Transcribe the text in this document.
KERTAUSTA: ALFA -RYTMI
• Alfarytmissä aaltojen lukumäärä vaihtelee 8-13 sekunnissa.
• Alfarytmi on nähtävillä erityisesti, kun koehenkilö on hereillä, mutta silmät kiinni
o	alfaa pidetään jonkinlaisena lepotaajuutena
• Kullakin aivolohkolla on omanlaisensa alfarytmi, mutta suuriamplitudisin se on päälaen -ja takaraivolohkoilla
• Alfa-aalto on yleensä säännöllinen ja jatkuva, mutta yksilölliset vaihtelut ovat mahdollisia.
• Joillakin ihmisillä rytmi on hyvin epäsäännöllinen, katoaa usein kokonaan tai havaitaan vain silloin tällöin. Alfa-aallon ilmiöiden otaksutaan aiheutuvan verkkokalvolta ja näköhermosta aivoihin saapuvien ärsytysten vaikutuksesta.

» **Written instruction**
Each line of the material above needs to be quoted exactly, please.

» **Answer below**
Transcribe the text in this document.
KERTAUSTA: ALFA -RYTMI
• Alfarytmissä aaltojen lukumäärä vaihtelee 8-13 sekunnissa.
• Alfarytmi on nähtävillä erityisesti, kun koehenkilö on hereillä, mutta silmät kiinni
o	alfaa pidetään jonkinlaisena lepotaajuutena
• Kullakin aivolohkolla on omanlaisensa alfarytmi, mutta suuriamplitudisin se on päälaen -ja takaraivolohkoilla
• Alfa-aalto on yleensä säännöllinen ja jatkuva, mutta yksilölliset vaihtelut ovat mahdollisia.
• Joillakin ihmisillä rytmi on hyvin epäsäännöllinen, katoaa usein kokonaan tai havaitaan vain silloin tällöin. Alfa-aallon ilmiöiden otaksutaan aiheutuvan verkkokalvolta ja näköhermosta aivoihin saapuvien ärsytysten vaikutuksesta.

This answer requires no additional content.